PROBLEM REQUIREMENTS: Copy out all the data, word for word.

▬▬▬▬▬▬

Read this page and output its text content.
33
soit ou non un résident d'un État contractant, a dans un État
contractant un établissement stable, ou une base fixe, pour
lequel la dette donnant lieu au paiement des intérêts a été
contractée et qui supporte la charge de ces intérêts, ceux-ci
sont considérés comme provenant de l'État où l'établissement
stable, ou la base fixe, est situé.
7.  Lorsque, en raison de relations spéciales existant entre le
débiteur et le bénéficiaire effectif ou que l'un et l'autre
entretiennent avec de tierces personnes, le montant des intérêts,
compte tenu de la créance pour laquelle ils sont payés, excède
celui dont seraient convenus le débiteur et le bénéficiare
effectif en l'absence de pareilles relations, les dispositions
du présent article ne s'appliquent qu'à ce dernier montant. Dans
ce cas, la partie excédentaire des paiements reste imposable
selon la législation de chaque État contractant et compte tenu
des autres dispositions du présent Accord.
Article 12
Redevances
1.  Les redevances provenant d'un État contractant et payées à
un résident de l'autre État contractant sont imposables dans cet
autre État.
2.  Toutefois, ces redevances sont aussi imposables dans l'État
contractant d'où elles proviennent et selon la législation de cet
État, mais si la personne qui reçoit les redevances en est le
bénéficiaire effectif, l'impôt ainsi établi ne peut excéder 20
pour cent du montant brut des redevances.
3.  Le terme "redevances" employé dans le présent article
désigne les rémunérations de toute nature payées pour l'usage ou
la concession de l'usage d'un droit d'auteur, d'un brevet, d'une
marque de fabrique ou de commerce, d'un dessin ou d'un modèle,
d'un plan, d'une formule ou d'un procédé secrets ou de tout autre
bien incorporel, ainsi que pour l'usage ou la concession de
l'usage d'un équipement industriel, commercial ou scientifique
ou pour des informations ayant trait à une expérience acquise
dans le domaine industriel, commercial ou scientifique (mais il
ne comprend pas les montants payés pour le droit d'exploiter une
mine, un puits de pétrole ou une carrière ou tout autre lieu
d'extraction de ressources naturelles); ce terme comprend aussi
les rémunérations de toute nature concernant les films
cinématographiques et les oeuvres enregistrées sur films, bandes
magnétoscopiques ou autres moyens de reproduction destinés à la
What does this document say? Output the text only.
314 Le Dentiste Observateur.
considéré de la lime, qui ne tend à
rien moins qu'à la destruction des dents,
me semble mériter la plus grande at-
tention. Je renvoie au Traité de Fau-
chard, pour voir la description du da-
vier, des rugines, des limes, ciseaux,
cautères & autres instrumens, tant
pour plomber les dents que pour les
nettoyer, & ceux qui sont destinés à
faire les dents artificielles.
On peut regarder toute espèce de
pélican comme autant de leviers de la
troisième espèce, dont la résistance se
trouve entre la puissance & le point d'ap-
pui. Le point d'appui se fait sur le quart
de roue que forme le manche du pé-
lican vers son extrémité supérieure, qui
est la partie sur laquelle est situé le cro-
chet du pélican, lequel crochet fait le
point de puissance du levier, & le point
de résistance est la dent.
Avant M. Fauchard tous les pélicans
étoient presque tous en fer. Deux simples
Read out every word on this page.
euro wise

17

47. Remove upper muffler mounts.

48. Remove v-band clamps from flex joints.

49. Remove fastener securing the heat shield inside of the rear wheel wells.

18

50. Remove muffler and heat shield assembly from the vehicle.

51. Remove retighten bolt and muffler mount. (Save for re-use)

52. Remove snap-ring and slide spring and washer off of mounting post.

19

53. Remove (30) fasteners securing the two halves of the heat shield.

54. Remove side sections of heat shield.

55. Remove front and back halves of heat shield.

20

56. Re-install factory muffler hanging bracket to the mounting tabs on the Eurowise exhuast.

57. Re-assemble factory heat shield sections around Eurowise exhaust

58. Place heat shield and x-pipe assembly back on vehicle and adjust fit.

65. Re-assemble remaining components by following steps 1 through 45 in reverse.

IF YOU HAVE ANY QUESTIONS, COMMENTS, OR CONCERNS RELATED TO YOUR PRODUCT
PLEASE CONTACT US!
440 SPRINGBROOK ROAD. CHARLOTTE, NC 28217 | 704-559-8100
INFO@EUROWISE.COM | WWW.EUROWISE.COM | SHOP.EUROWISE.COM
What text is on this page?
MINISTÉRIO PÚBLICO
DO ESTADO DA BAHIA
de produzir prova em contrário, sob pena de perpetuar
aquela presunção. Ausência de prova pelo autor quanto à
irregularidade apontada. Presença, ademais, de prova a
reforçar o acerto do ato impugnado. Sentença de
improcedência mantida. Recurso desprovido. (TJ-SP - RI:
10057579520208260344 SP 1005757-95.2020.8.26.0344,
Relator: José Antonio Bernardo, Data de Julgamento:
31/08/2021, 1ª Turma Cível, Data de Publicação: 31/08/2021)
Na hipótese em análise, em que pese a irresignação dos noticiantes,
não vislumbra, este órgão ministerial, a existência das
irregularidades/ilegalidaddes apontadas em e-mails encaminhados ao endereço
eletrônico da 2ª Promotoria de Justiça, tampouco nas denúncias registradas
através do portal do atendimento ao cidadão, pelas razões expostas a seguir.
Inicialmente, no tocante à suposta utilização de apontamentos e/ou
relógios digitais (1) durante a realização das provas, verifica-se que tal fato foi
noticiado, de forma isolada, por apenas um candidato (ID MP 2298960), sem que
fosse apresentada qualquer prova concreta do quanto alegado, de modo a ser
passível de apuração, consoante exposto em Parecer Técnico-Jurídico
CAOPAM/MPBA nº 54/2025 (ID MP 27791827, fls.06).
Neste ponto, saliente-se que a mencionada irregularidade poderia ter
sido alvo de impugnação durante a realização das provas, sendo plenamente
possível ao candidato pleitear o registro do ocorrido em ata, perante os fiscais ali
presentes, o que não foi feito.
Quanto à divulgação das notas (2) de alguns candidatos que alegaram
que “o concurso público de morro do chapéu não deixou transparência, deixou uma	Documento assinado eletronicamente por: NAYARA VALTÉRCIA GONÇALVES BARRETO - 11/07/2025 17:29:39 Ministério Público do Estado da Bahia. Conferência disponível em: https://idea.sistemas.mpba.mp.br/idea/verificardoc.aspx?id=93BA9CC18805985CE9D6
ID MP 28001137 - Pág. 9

▬▬▬▬▬▬

EXPECTED ANSWER:
Read this page and output its text content.
33
soit ou non un résident d'un État contractant, a dans un État
contractant un établissement stable, ou une base fixe, pour
lequel la dette donnant lieu au paiement des intérêts a été
contractée et qui supporte la charge de ces intérêts, ceux-ci
sont considérés comme provenant de l'État où l'établissement
stable, ou la base fixe, est situé.
7.  Lorsque, en raison de relations spéciales existant entre le
débiteur et le bénéficiaire effectif ou que l'un et l'autre
entretiennent avec de tierces personnes, le montant des intérêts,
compte tenu de la créance pour laquelle ils sont payés, excède
celui dont seraient convenus le débiteur et le bénéficiare
effectif en l'absence de pareilles relations, les dispositions
du présent article ne s'appliquent qu'à ce dernier montant. Dans
ce cas, la partie excédentaire des paiements reste imposable
selon la législation de chaque État contractant et compte tenu
des autres dispositions du présent Accord.
Article 12
Redevances
1.  Les redevances provenant d'un État contractant et payées à
un résident de l'autre État contractant sont imposables dans cet
autre État.
2.  Toutefois, ces redevances sont aussi imposables dans l'État
contractant d'où elles proviennent et selon la législation de cet
État, mais si la personne qui reçoit les redevances en est le
bénéficiaire effectif, l'impôt ainsi établi ne peut excéder 20
pour cent du montant brut des redevances.
3.  Le terme "redevances" employé dans le présent article
désigne les rémunérations de toute nature payées pour l'usage ou
la concession de l'usage d'un droit d'auteur, d'un brevet, d'une
marque de fabrique ou de commerce, d'un dessin ou d'un modèle,
d'un plan, d'une formule ou d'un procédé secrets ou de tout autre
bien incorporel, ainsi que pour l'usage ou la concession de
l'usage d'un équipement industriel, commercial ou scientifique
ou pour des informations ayant trait à une expérience acquise
dans le domaine industriel, commercial ou scientifique (mais il
ne comprend pas les montants payés pour le droit d'exploiter une
mine, un puits de pétrole ou une carrière ou tout autre lieu
d'extraction de ressources naturelles); ce terme comprend aussi
les rémunérations de toute nature concernant les films
cinématographiques et les oeuvres enregistrées sur films, bandes
magnétoscopiques ou autres moyens de reproduction destinés à la
What does this document say? Output the text only.
314 Le Dentiste Observateur.
considéré de la lime, qui ne tend à
rien moins qu'à la destruction des dents,
me semble mériter la plus grande at-
tention. Je renvoie au Traité de Fau-
chard, pour voir la description du da-
vier, des rugines, des limes, ciseaux,
cautères & autres instrumens, tant
pour plomber les dents que pour les
nettoyer, & ceux qui sont destinés à
faire les dents artificielles.
On peut regarder toute espèce de
pélican comme autant de leviers de la
troisième espèce, dont la résistance se
trouve entre la puissance & le point d'ap-
pui. Le point d'appui se fait sur le quart
de roue que forme le manche du pé-
lican vers son extrémité supérieure, qui
est la partie sur laquelle est situé le cro-
chet du pélican, lequel crochet fait le
point de puissance du levier, & le point
de résistance est la dent.
Avant M. Fauchard tous les pélicans
étoient presque tous en fer. Deux simples
Read out every word on this page.
euro wise

17

47. Remove upper muffler mounts.

48. Remove v-band clamps from flex joints.

49. Remove fastener securing the heat shield inside of the rear wheel wells.

18

50. Remove muffler and heat shield assembly from the vehicle.

51. Remove retighten bolt and muffler mount. (Save for re-use)

52. Remove snap-ring and slide spring and washer off of mounting post.

19

53. Remove (30) fasteners securing the two halves of the heat shield.

54. Remove side sections of heat shield.

55. Remove front and back halves of heat shield.

20

56. Re-install factory muffler hanging bracket to the mounting tabs on the Eurowise exhuast.

57. Re-assemble factory heat shield sections around Eurowise exhaust

58. Place heat shield and x-pipe assembly back on vehicle and adjust fit.

65. Re-assemble remaining components by following steps 1 through 45 in reverse.

IF YOU HAVE ANY QUESTIONS, COMMENTS, OR CONCERNS RELATED TO YOUR PRODUCT
PLEASE CONTACT US!
440 SPRINGBROOK ROAD. CHARLOTTE, NC 28217 | 704-559-8100
INFO@EUROWISE.COM | WWW.EUROWISE.COM | SHOP.EUROWISE.COM
What text is on this page?
MINISTÉRIO PÚBLICO
DO ESTADO DA BAHIA
de produzir prova em contrário, sob pena de perpetuar
aquela presunção. Ausência de prova pelo autor quanto à
irregularidade apontada. Presença, ademais, de prova a
reforçar o acerto do ato impugnado. Sentença de
improcedência mantida. Recurso desprovido. (TJ-SP - RI:
10057579520208260344 SP 1005757-95.2020.8.26.0344,
Relator: José Antonio Bernardo, Data de Julgamento:
31/08/2021, 1ª Turma Cível, Data de Publicação: 31/08/2021)
Na hipótese em análise, em que pese a irresignação dos noticiantes,
não vislumbra, este órgão ministerial, a existência das
irregularidades/ilegalidaddes apontadas em e-mails encaminhados ao endereço
eletrônico da 2ª Promotoria de Justiça, tampouco nas denúncias registradas
através do portal do atendimento ao cidadão, pelas razões expostas a seguir.
Inicialmente, no tocante à suposta utilização de apontamentos e/ou
relógios digitais (1) durante a realização das provas, verifica-se que tal fato foi
noticiado, de forma isolada, por apenas um candidato (ID MP 2298960), sem que
fosse apresentada qualquer prova concreta do quanto alegado, de modo a ser
passível de apuração, consoante exposto em Parecer Técnico-Jurídico
CAOPAM/MPBA nº 54/2025 (ID MP 27791827, fls.06).
Neste ponto, saliente-se que a mencionada irregularidade poderia ter
sido alvo de impugnação durante a realização das provas, sendo plenamente
possível ao candidato pleitear o registro do ocorrido em ata, perante os fiscais ali
presentes, o que não foi feito.
Quanto à divulgação das notas (2) de alguns candidatos que alegaram
que “o concurso público de morro do chapéu não deixou transparência, deixou uma	Documento assinado eletronicamente por: NAYARA VALTÉRCIA GONÇALVES BARRETO - 11/07/2025 17:29:39 Ministério Público do Estado da Bahia. Conferência disponível em: https://idea.sistemas.mpba.mp.br/idea/verificardoc.aspx?id=93BA9CC18805985CE9D6
ID MP 28001137 - Pág. 9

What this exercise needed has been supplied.